*Activity:* Look below. Copy each line that has "site" in it.
[Records to use]
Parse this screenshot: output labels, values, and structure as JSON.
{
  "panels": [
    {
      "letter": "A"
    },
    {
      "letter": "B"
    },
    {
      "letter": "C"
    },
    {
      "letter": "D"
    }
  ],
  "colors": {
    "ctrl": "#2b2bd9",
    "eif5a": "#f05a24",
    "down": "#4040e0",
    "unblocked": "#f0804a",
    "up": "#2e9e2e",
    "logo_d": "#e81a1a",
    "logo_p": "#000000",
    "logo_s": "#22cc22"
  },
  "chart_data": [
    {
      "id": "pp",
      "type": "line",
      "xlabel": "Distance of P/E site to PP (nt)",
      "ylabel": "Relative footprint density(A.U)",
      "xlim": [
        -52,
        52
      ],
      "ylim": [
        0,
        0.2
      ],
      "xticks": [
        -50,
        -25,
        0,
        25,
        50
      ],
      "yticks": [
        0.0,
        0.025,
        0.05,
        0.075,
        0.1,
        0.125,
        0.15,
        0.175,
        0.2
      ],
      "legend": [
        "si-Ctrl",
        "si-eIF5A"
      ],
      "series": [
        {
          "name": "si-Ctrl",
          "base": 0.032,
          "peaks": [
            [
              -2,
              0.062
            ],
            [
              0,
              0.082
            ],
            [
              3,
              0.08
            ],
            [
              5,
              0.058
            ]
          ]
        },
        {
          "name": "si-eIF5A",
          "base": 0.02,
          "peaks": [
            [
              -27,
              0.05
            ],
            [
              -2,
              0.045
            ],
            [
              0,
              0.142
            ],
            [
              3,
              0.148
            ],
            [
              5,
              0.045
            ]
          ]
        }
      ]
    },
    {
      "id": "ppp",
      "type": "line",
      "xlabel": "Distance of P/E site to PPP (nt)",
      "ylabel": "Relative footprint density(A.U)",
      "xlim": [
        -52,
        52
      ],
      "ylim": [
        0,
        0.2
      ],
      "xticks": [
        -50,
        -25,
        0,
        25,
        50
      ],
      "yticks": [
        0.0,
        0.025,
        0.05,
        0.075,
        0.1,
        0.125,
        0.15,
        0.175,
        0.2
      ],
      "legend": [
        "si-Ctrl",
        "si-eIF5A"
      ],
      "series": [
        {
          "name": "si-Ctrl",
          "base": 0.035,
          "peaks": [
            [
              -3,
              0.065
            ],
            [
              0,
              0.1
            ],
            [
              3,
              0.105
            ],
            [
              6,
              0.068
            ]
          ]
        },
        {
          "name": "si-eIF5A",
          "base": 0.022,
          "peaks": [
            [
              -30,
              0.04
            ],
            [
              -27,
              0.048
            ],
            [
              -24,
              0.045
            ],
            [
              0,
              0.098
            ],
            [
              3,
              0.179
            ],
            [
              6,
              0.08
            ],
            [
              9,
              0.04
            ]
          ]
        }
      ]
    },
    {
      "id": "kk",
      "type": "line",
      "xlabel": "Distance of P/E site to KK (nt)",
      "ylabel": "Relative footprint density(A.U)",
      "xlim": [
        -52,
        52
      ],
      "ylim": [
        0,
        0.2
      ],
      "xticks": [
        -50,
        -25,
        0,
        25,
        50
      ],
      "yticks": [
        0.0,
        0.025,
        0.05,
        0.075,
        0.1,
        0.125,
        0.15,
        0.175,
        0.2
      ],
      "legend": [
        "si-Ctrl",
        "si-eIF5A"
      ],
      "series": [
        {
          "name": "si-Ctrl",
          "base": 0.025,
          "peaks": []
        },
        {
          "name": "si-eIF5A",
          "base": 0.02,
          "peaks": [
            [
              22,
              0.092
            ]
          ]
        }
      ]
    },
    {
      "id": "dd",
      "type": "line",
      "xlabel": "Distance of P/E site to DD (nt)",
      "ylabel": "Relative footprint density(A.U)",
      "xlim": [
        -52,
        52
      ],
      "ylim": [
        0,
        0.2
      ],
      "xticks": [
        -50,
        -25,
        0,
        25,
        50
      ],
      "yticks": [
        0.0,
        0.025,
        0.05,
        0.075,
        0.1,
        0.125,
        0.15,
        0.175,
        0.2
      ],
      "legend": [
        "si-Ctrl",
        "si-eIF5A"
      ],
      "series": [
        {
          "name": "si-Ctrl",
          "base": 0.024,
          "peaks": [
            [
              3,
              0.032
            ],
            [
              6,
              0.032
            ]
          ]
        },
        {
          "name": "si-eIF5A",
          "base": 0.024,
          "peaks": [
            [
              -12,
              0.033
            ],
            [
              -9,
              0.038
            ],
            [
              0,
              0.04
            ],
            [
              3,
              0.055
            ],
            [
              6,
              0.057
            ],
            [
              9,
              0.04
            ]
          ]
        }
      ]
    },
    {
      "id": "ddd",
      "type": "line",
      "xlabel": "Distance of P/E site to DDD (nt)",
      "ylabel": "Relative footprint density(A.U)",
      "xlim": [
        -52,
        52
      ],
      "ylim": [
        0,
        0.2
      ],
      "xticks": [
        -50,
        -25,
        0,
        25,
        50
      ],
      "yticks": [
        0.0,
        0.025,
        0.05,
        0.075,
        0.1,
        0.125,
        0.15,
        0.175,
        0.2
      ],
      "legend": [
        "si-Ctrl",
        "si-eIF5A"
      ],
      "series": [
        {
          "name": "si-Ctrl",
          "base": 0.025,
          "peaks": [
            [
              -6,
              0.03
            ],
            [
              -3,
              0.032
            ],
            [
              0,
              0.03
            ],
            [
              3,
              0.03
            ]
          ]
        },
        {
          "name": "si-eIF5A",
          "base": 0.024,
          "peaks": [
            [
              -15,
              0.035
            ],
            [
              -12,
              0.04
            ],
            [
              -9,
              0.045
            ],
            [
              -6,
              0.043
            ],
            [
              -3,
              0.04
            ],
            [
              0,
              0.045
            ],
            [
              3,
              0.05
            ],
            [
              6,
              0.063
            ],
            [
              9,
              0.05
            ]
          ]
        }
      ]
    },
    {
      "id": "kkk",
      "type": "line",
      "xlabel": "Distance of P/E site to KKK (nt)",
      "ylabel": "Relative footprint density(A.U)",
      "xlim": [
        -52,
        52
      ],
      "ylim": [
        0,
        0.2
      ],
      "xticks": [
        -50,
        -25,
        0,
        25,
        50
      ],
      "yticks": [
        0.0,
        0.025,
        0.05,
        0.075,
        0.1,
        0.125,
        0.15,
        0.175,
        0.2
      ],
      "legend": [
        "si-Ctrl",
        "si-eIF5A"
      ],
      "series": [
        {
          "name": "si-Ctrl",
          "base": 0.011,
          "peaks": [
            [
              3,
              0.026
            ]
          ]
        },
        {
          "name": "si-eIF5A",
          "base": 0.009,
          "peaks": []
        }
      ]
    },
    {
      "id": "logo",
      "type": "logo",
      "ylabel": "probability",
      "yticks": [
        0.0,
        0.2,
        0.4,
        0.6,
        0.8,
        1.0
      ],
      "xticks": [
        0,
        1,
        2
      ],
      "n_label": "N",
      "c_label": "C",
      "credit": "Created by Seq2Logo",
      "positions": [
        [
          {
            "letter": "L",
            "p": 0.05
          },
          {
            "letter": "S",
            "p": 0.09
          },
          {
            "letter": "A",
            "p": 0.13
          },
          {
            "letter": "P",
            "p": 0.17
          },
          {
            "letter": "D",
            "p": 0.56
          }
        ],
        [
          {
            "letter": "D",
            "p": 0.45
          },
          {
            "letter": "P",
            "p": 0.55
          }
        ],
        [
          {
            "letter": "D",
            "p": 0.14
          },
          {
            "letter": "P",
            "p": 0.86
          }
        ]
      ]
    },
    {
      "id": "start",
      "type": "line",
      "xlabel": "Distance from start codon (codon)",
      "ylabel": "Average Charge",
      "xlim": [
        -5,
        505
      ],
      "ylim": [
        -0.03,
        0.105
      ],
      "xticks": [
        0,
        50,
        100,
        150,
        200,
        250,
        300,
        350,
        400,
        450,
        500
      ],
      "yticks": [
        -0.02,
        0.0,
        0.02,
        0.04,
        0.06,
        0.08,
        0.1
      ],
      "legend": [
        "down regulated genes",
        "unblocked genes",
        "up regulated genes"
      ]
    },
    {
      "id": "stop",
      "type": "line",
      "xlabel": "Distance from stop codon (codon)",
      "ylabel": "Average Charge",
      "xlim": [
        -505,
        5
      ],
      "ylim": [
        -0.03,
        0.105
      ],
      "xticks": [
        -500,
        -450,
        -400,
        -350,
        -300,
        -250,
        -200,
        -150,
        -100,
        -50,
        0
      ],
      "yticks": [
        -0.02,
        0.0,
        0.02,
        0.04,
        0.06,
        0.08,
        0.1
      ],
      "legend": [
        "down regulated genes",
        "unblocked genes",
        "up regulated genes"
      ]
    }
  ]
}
[/Records to use]
*Output of the task:*
      "xlabel": "Distance of P/E site to PP (nt)",
      "xlabel": "Distance of P/E site to PPP (nt)",
      "xlabel": "Distance of P/E site to KK (nt)",
      "xlabel": "Distance of P/E site to DD (nt)",
      "xlabel": "Distance of P/E site to DDD (nt)",
      "xlabel": "Distance of P/E site to KKK (nt)",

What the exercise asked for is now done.